*TASK PROMPT*:
Take every line from the listing below that includes "title" and copy it.

————

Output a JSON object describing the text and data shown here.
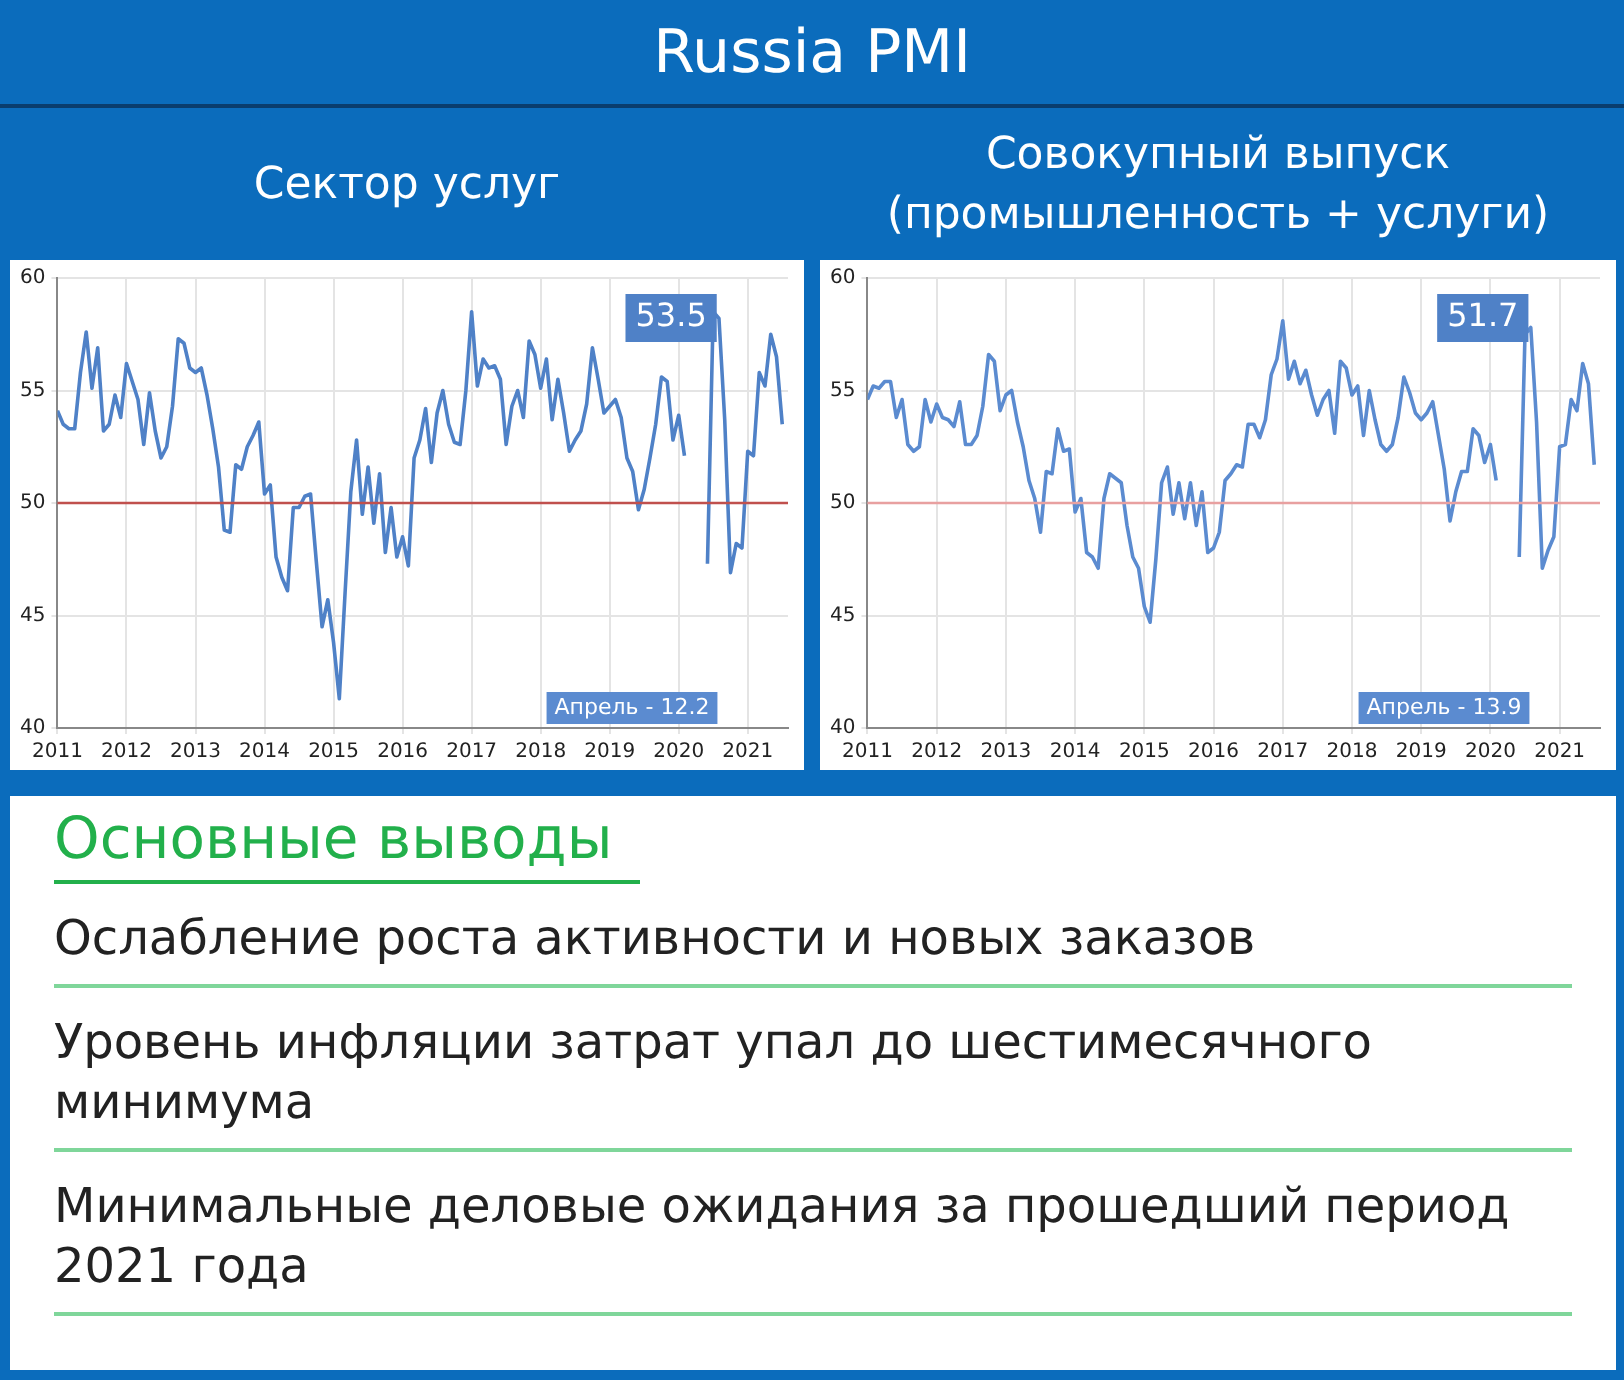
{
  "chart_data": [
    {
      "type": "other",
      "title": "Russia PMI"
    },
    {
      "type": "line",
      "title": "Сектор услуг",
      "color": "#4f81c7",
      "grid": true,
      "legend": false,
      "marker": "none",
      "line_style": "solid",
      "x": [
        "2011-01",
        "2011-02",
        "2011-03",
        "2011-04",
        "2011-05",
        "2011-06",
        "2011-07",
        "2011-08",
        "2011-09",
        "2011-10",
        "2011-11",
        "2011-12",
        "2012-01",
        "2012-02",
        "2012-03",
        "2012-04",
        "2012-05",
        "2012-06",
        "2012-07",
        "2012-08",
        "2012-09",
        "2012-10",
        "2012-11",
        "2012-12",
        "2013-01",
        "2013-02",
        "2013-03",
        "2013-04",
        "2013-05",
        "2013-06",
        "2013-07",
        "2013-08",
        "2013-09",
        "2013-10",
        "2013-11",
        "2013-12",
        "2014-01",
        "2014-02",
        "2014-03",
        "2014-04",
        "2014-05",
        "2014-06",
        "2014-07",
        "2014-08",
        "2014-09",
        "2014-10",
        "2014-11",
        "2014-12",
        "2015-01",
        "2015-02",
        "2015-03",
        "2015-04",
        "2015-05",
        "2015-06",
        "2015-07",
        "2015-08",
        "2015-09",
        "2015-10",
        "2015-11",
        "2015-12",
        "2016-01",
        "2016-02",
        "2016-03",
        "2016-04",
        "2016-05",
        "2016-06",
        "2016-07",
        "2016-08",
        "2016-09",
        "2016-10",
        "2016-11",
        "2016-12",
        "2017-01",
        "2017-02",
        "2017-03",
        "2017-04",
        "2017-05",
        "2017-06",
        "2017-07",
        "2017-08",
        "2017-09",
        "2017-10",
        "2017-11",
        "2017-12",
        "2018-01",
        "2018-02",
        "2018-03",
        "2018-04",
        "2018-05",
        "2018-06",
        "2018-07",
        "2018-08",
        "2018-09",
        "2018-10",
        "2018-11",
        "2018-12",
        "2019-01",
        "2019-02",
        "2019-03",
        "2019-04",
        "2019-05",
        "2019-06",
        "2019-07",
        "2019-08",
        "2019-09",
        "2019-10",
        "2019-11",
        "2019-12",
        "2020-01",
        "2020-02",
        "2020-03",
        "2020-04",
        "2020-05",
        "2020-06",
        "2020-07",
        "2020-08",
        "2020-09",
        "2020-10",
        "2020-11",
        "2020-12",
        "2021-01",
        "2021-02",
        "2021-03",
        "2021-04",
        "2021-05",
        "2021-06",
        "2021-07"
      ],
      "values": [
        54.1,
        53.5,
        53.3,
        53.3,
        55.8,
        57.6,
        55.1,
        56.9,
        53.2,
        53.5,
        54.8,
        53.8,
        56.2,
        55.4,
        54.6,
        52.6,
        54.9,
        53.2,
        52.0,
        52.5,
        54.3,
        57.3,
        57.1,
        56.0,
        55.8,
        56.0,
        54.8,
        53.3,
        51.6,
        48.8,
        48.7,
        51.7,
        51.5,
        52.5,
        53.0,
        53.6,
        50.4,
        50.8,
        47.6,
        46.7,
        46.1,
        49.8,
        49.8,
        50.3,
        50.4,
        47.4,
        44.5,
        45.7,
        43.8,
        41.3,
        46.0,
        50.5,
        52.8,
        49.5,
        51.6,
        49.1,
        51.3,
        47.8,
        49.8,
        47.6,
        48.5,
        47.2,
        52.0,
        52.8,
        54.2,
        51.8,
        54.0,
        55.0,
        53.5,
        52.7,
        52.6,
        55.0,
        58.5,
        55.2,
        56.4,
        56.0,
        56.1,
        55.5,
        52.6,
        54.3,
        55.0,
        53.8,
        57.2,
        56.6,
        55.1,
        56.4,
        53.7,
        55.5,
        54.0,
        52.3,
        52.8,
        53.2,
        54.4,
        56.9,
        55.5,
        54.0,
        54.3,
        54.6,
        53.8,
        52.0,
        51.4,
        49.7,
        50.6,
        52.0,
        53.5,
        55.6,
        55.4,
        52.8,
        53.9,
        52.1,
        null,
        null,
        null,
        47.3,
        58.5,
        58.2,
        53.7,
        46.9,
        48.2,
        48.0,
        52.3,
        52.1,
        55.8,
        55.2,
        57.5,
        56.5,
        53.5
      ],
      "xlim": [
        "2011-01",
        "2021-08"
      ],
      "xticks": [
        "2011",
        "2012",
        "2013",
        "2014",
        "2015",
        "2016",
        "2017",
        "2018",
        "2019",
        "2020",
        "2021"
      ],
      "ylim": [
        40,
        60
      ],
      "yticks": [
        40,
        45,
        50,
        55,
        60
      ],
      "ref_lines": [
        {
          "axis": "y",
          "value": 50,
          "color": "#c0504d"
        }
      ],
      "annotations": [
        "53.5",
        "Апрель - 12.2"
      ]
    },
    {
      "type": "line",
      "title": "Совокупный выпуск (промышленность + услуги)",
      "color": "#5b8bd0",
      "grid": true,
      "legend": false,
      "marker": "none",
      "line_style": "solid",
      "x": [
        "2011-01",
        "2011-02",
        "2011-03",
        "2011-04",
        "2011-05",
        "2011-06",
        "2011-07",
        "2011-08",
        "2011-09",
        "2011-10",
        "2011-11",
        "2011-12",
        "2012-01",
        "2012-02",
        "2012-03",
        "2012-04",
        "2012-05",
        "2012-06",
        "2012-07",
        "2012-08",
        "2012-09",
        "2012-10",
        "2012-11",
        "2012-12",
        "2013-01",
        "2013-02",
        "2013-03",
        "2013-04",
        "2013-05",
        "2013-06",
        "2013-07",
        "2013-08",
        "2013-09",
        "2013-10",
        "2013-11",
        "2013-12",
        "2014-01",
        "2014-02",
        "2014-03",
        "2014-04",
        "2014-05",
        "2014-06",
        "2014-07",
        "2014-08",
        "2014-09",
        "2014-10",
        "2014-11",
        "2014-12",
        "2015-01",
        "2015-02",
        "2015-03",
        "2015-04",
        "2015-05",
        "2015-06",
        "2015-07",
        "2015-08",
        "2015-09",
        "2015-10",
        "2015-11",
        "2015-12",
        "2016-01",
        "2016-02",
        "2016-03",
        "2016-04",
        "2016-05",
        "2016-06",
        "2016-07",
        "2016-08",
        "2016-09",
        "2016-10",
        "2016-11",
        "2016-12",
        "2017-01",
        "2017-02",
        "2017-03",
        "2017-04",
        "2017-05",
        "2017-06",
        "2017-07",
        "2017-08",
        "2017-09",
        "2017-10",
        "2017-11",
        "2017-12",
        "2018-01",
        "2018-02",
        "2018-03",
        "2018-04",
        "2018-05",
        "2018-06",
        "2018-07",
        "2018-08",
        "2018-09",
        "2018-10",
        "2018-11",
        "2018-12",
        "2019-01",
        "2019-02",
        "2019-03",
        "2019-04",
        "2019-05",
        "2019-06",
        "2019-07",
        "2019-08",
        "2019-09",
        "2019-10",
        "2019-11",
        "2019-12",
        "2020-01",
        "2020-02",
        "2020-03",
        "2020-04",
        "2020-05",
        "2020-06",
        "2020-07",
        "2020-08",
        "2020-09",
        "2020-10",
        "2020-11",
        "2020-12",
        "2021-01",
        "2021-02",
        "2021-03",
        "2021-04",
        "2021-05",
        "2021-06",
        "2021-07"
      ],
      "values": [
        54.6,
        55.2,
        55.1,
        55.4,
        55.4,
        53.8,
        54.6,
        52.6,
        52.3,
        52.5,
        54.6,
        53.6,
        54.4,
        53.8,
        53.7,
        53.4,
        54.5,
        52.6,
        52.6,
        53.0,
        54.3,
        56.6,
        56.3,
        54.1,
        54.8,
        55.0,
        53.6,
        52.5,
        51.0,
        50.2,
        48.7,
        51.4,
        51.3,
        53.3,
        52.3,
        52.4,
        49.6,
        50.2,
        47.8,
        47.6,
        47.1,
        50.2,
        51.3,
        51.1,
        50.9,
        49.0,
        47.6,
        47.1,
        45.4,
        44.7,
        47.5,
        50.9,
        51.6,
        49.5,
        50.9,
        49.3,
        50.9,
        49.0,
        50.5,
        47.8,
        48.0,
        48.7,
        51.0,
        51.3,
        51.7,
        51.6,
        53.5,
        53.5,
        52.9,
        53.7,
        55.7,
        56.4,
        58.1,
        55.5,
        56.3,
        55.3,
        55.9,
        54.8,
        53.9,
        54.6,
        55.0,
        53.1,
        56.3,
        56.0,
        54.8,
        55.2,
        53.0,
        55.0,
        53.7,
        52.6,
        52.3,
        52.6,
        53.8,
        55.6,
        54.9,
        54.0,
        53.7,
        54.0,
        54.5,
        53.0,
        51.5,
        49.2,
        50.5,
        51.4,
        51.4,
        53.3,
        53.0,
        51.8,
        52.6,
        51.0,
        null,
        null,
        null,
        47.6,
        57.5,
        57.8,
        53.6,
        47.1,
        47.9,
        48.5,
        52.5,
        52.6,
        54.6,
        54.1,
        56.2,
        55.3,
        51.7
      ],
      "xlim": [
        "2011-01",
        "2021-08"
      ],
      "xticks": [
        "2011",
        "2012",
        "2013",
        "2014",
        "2015",
        "2016",
        "2017",
        "2018",
        "2019",
        "2020",
        "2021"
      ],
      "ylim": [
        40,
        60
      ],
      "yticks": [
        40,
        45,
        50,
        55,
        60
      ],
      "ref_lines": [
        {
          "axis": "y",
          "value": 50,
          "color": "#e8a0a0"
        }
      ],
      "annotations": [
        "51.7",
        "Апрель - 13.9"
      ]
    },
    {
      "type": "other",
      "title": "Основные выводы",
      "annotations": [
        "Ослабление роста активности и новых заказов",
        "Уровень инфляции затрат упал до шестимесячного минимума",
        "Минимальные деловые ожидания за прошедший период 2021 года"
      ]
    }
  ]
}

————

*FULL ANSWER*:
      "title": "Russia PMI"
      "title": "Сектор услуг",
      "title": "Совокупный выпуск (промышленность + услуги)",
      "title": "Основные выводы",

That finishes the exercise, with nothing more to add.